> **WORK TO BE COMPLETED**
Repeat, line for line, the entries printed below.

> **Dataset excerpts**
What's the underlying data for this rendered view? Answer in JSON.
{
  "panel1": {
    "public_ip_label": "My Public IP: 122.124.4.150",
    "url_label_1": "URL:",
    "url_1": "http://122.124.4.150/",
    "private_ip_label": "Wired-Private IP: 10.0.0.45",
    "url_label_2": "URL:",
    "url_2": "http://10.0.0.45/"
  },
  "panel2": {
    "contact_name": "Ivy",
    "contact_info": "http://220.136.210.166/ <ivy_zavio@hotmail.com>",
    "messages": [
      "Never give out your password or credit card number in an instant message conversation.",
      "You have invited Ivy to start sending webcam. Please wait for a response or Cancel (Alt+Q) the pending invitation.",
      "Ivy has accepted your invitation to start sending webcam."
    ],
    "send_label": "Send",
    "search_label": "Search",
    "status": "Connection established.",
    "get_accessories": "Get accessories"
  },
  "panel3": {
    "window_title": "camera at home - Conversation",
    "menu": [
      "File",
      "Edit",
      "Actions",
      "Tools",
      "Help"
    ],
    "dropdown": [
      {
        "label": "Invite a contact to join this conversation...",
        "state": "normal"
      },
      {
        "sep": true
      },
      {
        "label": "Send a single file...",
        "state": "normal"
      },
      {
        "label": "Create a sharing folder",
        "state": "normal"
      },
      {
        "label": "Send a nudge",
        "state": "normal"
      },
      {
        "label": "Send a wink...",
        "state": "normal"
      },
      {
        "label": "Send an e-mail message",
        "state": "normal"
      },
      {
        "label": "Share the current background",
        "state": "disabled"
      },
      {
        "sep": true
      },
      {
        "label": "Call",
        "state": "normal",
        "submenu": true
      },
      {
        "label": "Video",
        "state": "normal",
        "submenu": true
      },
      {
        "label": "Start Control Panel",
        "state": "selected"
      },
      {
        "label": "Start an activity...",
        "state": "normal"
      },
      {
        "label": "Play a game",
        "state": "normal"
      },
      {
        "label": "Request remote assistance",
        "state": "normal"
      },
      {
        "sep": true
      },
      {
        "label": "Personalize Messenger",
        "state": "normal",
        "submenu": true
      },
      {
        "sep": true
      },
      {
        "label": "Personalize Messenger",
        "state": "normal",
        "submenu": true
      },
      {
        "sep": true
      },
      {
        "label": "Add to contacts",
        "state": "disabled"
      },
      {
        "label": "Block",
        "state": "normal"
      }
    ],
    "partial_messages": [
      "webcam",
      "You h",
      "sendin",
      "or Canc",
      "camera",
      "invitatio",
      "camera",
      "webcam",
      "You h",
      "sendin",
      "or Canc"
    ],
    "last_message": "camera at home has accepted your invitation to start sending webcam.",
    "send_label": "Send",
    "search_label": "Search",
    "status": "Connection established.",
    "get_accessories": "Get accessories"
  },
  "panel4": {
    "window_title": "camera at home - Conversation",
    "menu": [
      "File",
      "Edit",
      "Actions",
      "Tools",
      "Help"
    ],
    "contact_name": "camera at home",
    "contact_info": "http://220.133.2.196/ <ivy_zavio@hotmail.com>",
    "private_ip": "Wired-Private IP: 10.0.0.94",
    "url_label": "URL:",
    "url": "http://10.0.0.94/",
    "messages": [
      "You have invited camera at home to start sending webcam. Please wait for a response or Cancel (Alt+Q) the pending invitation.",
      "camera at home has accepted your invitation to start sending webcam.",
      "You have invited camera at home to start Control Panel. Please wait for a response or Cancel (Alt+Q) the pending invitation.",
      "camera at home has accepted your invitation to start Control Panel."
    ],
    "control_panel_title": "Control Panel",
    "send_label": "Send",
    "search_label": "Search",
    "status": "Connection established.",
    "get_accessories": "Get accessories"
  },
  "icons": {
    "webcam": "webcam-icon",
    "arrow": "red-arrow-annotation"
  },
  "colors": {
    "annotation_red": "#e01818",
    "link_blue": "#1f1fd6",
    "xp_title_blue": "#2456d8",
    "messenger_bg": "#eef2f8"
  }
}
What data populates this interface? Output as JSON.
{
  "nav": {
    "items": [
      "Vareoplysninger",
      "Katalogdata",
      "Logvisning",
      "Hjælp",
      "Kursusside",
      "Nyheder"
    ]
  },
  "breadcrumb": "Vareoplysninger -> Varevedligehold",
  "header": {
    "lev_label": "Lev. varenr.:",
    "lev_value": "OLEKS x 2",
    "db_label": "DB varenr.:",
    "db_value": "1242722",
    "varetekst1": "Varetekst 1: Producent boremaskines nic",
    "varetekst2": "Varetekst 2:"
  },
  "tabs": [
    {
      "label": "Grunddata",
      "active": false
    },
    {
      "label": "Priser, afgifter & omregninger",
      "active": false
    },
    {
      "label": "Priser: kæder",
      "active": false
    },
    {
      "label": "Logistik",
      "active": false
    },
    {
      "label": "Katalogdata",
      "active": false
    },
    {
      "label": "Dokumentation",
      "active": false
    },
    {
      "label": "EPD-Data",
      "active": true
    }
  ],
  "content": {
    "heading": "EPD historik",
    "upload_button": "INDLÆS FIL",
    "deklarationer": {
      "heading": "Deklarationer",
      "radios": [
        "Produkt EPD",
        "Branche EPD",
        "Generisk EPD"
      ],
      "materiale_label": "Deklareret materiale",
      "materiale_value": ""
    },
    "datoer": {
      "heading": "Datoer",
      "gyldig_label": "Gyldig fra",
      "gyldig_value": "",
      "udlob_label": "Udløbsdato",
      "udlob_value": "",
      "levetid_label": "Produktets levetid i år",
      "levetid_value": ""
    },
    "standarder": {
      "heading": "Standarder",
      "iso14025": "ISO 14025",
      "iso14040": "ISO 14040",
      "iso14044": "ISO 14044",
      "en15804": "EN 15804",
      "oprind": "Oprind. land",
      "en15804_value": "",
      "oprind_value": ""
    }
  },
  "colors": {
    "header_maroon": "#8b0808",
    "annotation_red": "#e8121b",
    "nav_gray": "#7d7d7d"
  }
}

> **SOLUTION**
What's the underlying data for this rendered view? Answer in JSON.
{
  "panel1": {
    "public_ip_label": "My Public IP: 122.124.4.150",
    "url_label_1": "URL:",
    "url_1": "http://122.124.4.150/",
    "private_ip_label": "Wired-Private IP: 10.0.0.45",
    "url_label_2": "URL:",
    "url_2": "http://10.0.0.45/"
  },
  "panel2": {
    "contact_name": "Ivy",
    "contact_info": "http://220.136.210.166/ <ivy_zavio@hotmail.com>",
    "messages": [
      "Never give out your password or credit card number in an instant message conversation.",
      "You have invited Ivy to start sending webcam. Please wait for a response or Cancel (Alt+Q) the pending invitation.",
      "Ivy has accepted your invitation to start sending webcam."
    ],
    "send_label": "Send",
    "search_label": "Search",
    "status": "Connection established.",
    "get_accessories": "Get accessories"
  },
  "panel3": {
    "window_title": "camera at home - Conversation",
    "menu": [
      "File",
      "Edit",
      "Actions",
      "Tools",
      "Help"
    ],
    "dropdown": [
      {
        "label": "Invite a contact to join this conversation...",
        "state": "normal"
      },
      {
        "sep": true
      },
      {
        "label": "Send a single file...",
        "state": "normal"
      },
      {
        "label": "Create a sharing folder",
        "state": "normal"
      },
      {
        "label": "Send a nudge",
        "state": "normal"
      },
      {
        "label": "Send a wink...",
        "state": "normal"
      },
      {
        "label": "Send an e-mail message",
        "state": "normal"
      },
      {
        "label": "Share the current background",
        "state": "disabled"
      },
      {
        "sep": true
      },
      {
        "label": "Call",
        "state": "normal",
        "submenu": true
      },
      {
        "label": "Video",
        "state": "normal",
        "submenu": true
      },
      {
        "label": "Start Control Panel",
        "state": "selected"
      },
      {
        "label": "Start an activity...",
        "state": "normal"
      },
      {
        "label": "Play a game",
        "state": "normal"
      },
      {
        "label": "Request remote assistance",
        "state": "normal"
      },
      {
        "sep": true
      },
      {
        "label": "Personalize Messenger",
        "state": "normal",
        "submenu": true
      },
      {
        "sep": true
      },
      {
        "label": "Personalize Messenger",
        "state": "normal",
        "submenu": true
      },
      {
        "sep": true
      },
      {
        "label": "Add to contacts",
        "state": "disabled"
      },
      {
        "label": "Block",
        "state": "normal"
      }
    ],
    "partial_messages": [
      "webcam",
      "You h",
      "sendin",
      "or Canc",
      "camera",
      "invitatio",
      "camera",
      "webcam",
      "You h",
      "sendin",
      "or Canc"
    ],
    "last_message": "camera at home has accepted your invitation to start sending webcam.",
    "send_label": "Send",
    "search_label": "Search",
    "status": "Connection established.",
    "get_accessories": "Get accessories"
  },
  "panel4": {
    "window_title": "camera at home - Conversation",
    "menu": [
      "File",
      "Edit",
      "Actions",
      "Tools",
      "Help"
    ],
    "contact_name": "camera at home",
    "contact_info": "http://220.133.2.196/ <ivy_zavio@hotmail.com>",
    "private_ip": "Wired-Private IP: 10.0.0.94",
    "url_label": "URL:",
    "url": "http://10.0.0.94/",
    "messages": [
      "You have invited camera at home to start sending webcam. Please wait for a response or Cancel (Alt+Q) the pending invitation.",
      "camera at home has accepted your invitation to start sending webcam.",
      "You have invited camera at home to start Control Panel. Please wait for a response or Cancel (Alt+Q) the pending invitation.",
      "camera at home has accepted your invitation to start Control Panel."
    ],
    "control_panel_title": "Control Panel",
    "send_label": "Send",
    "search_label": "Search",
    "status": "Connection established.",
    "get_accessories": "Get accessories"
  },
  "icons": {
    "webcam": "webcam-icon",
    "arrow": "red-arrow-annotation"
  },
  "colors": {
    "annotation_red": "#e01818",
    "link_blue": "#1f1fd6",
    "xp_title_blue": "#2456d8",
    "messenger_bg": "#eef2f8"
  }
}
What data populates this interface? Output as JSON.
{
  "nav": {
    "items": [
      "Vareoplysninger",
      "Katalogdata",
      "Logvisning",
      "Hjælp",
      "Kursusside",
      "Nyheder"
    ]
  },
  "breadcrumb": "Vareoplysninger -> Varevedligehold",
  "header": {
    "lev_label": "Lev. varenr.:",
    "lev_value": "OLEKS x 2",
    "db_label": "DB varenr.:",
    "db_value": "1242722",
    "varetekst1": "Varetekst 1: Producent boremaskines nic",
    "varetekst2": "Varetekst 2:"
  },
  "tabs": [
    {
      "label": "Grunddata",
      "active": false
    },
    {
      "label": "Priser, afgifter & omregninger",
      "active": false
    },
    {
      "label": "Priser: kæder",
      "active": false
    },
    {
      "label": "Logistik",
      "active": false
    },
    {
      "label": "Katalogdata",
      "active": false
    },
    {
      "label": "Dokumentation",
      "active": false
    },
    {
      "label": "EPD-Data",
      "active": true
    }
  ],
  "content": {
    "heading": "EPD historik",
    "upload_button": "INDLÆS FIL",
    "deklarationer": {
      "heading": "Deklarationer",
      "radios": [
        "Produkt EPD",
        "Branche EPD",
        "Generisk EPD"
      ],
      "materiale_label": "Deklareret materiale",
      "materiale_value": ""
    },
    "datoer": {
      "heading": "Datoer",
      "gyldig_label": "Gyldig fra",
      "gyldig_value": "",
      "udlob_label": "Udløbsdato",
      "udlob_value": "",
      "levetid_label": "Produktets levetid i år",
      "levetid_value": ""
    },
    "standarder": {
      "heading": "Standarder",
      "iso14025": "ISO 14025",
      "iso14040": "ISO 14040",
      "iso14044": "ISO 14044",
      "en15804": "EN 15804",
      "oprind": "Oprind. land",
      "en15804_value": "",
      "oprind_value": ""
    }
  },
  "colors": {
    "header_maroon": "#8b0808",
    "annotation_red": "#e8121b",
    "nav_gray": "#7d7d7d"
  }
}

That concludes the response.